Data entries:
* * *

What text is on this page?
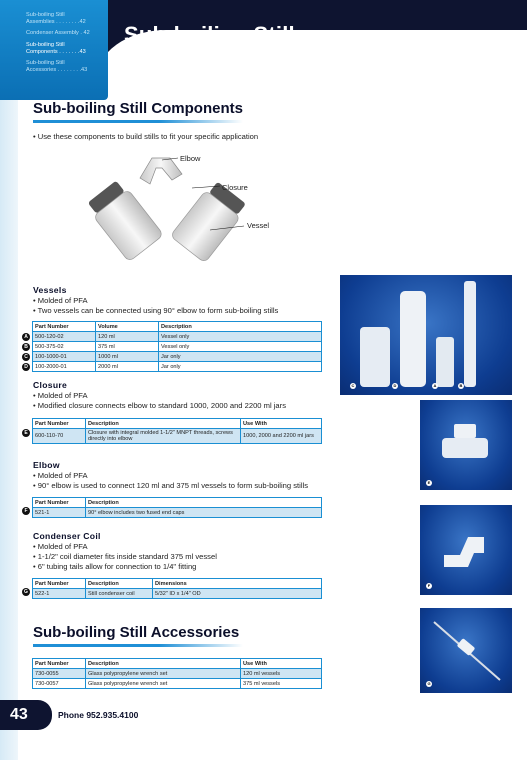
Sub-boiling Still
Assemblies . . . . . . . .42
Condenser Assembly . 42
Sub-boiling Still
Components . . . . . . .43
Sub-boiling Still
Accessories . . . . . . . .43
Sub-boiling Stills
Sub-boiling Still Components
• Use these components to build stills to fit your specific application
Elbow
Closure
Vessel
Vessels
• Molded of PFA
• Two vessels can be connected using 90° elbow to form sub-boiling stills
Part Number	Volume	Description
500-120-02	120 ml	Vessel only
500-375-02	375 ml	Vessel only
100-1000-01	1000 ml	Jar only
100-2000-01	2000 ml	Jar only
A
B
C
D
Closure
• Molded of PFA
• Modified closure connects elbow to standard 1000, 2000 and 2200 ml jars
Part Number	Description	Use With
600-110-70	Closure with integral molded 1-1/2" MNPT threads, screws directly into elbow	1000, 2000 and 2200 ml jars
E
Elbow
• Molded of PFA
• 90° elbow is used to connect 120 ml and 375 ml vessels to form sub-boiling stills
Part Number	Description
521-1	90° elbow includes two fused end caps
F
Condenser Coil
• Molded of PFA
• 1-1/2" coil diameter fits inside standard 375 ml vessel
• 6" tubing tails allow for connection to 1/4" fitting
Part Number	Description	Dimensions
522-1	Still condenser coil	5/32" ID x 1/4" OD
G
Sub-boiling Still Accessories
Part Number	Description	Use With
730-0055	Glass polypropylene wrench set	120 ml vessels
730-0057	Glass polypropylene wrench set	375 ml vessels
C	D	A	B
E
F
G
43	Phone 952.935.4100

* * *

## [What you need to do]
All of the entries above should be copied exactly, except for the pictures.

## [Full answer]
What text is on this page?
Sub-boiling Still
Assemblies . . . . . . . .42
Condenser Assembly . 42
Sub-boiling Still
Components . . . . . . .43
Sub-boiling Still
Accessories . . . . . . . .43
Sub-boiling Stills
Sub-boiling Still Components
• Use these components to build stills to fit your specific application
Elbow
Closure
Vessel
Vessels
• Molded of PFA
• Two vessels can be connected using 90° elbow to form sub-boiling stills
Part Number	Volume	Description
500-120-02	120 ml	Vessel only
500-375-02	375 ml	Vessel only
100-1000-01	1000 ml	Jar only
100-2000-01	2000 ml	Jar only
A
B
C
D
Closure
• Molded of PFA
• Modified closure connects elbow to standard 1000, 2000 and 2200 ml jars
Part Number	Description	Use With
600-110-70	Closure with integral molded 1-1/2" MNPT threads, screws directly into elbow	1000, 2000 and 2200 ml jars
E
Elbow
• Molded of PFA
• 90° elbow is used to connect 120 ml and 375 ml vessels to form sub-boiling stills
Part Number	Description
521-1	90° elbow includes two fused end caps
F
Condenser Coil
• Molded of PFA
• 1-1/2" coil diameter fits inside standard 375 ml vessel
• 6" tubing tails allow for connection to 1/4" fitting
Part Number	Description	Dimensions
522-1	Still condenser coil	5/32" ID x 1/4" OD
G
Sub-boiling Still Accessories
Part Number	Description	Use With
730-0055	Glass polypropylene wrench set	120 ml vessels
730-0057	Glass polypropylene wrench set	375 ml vessels
C	D	A	B
E
F
G
43	Phone 952.935.4100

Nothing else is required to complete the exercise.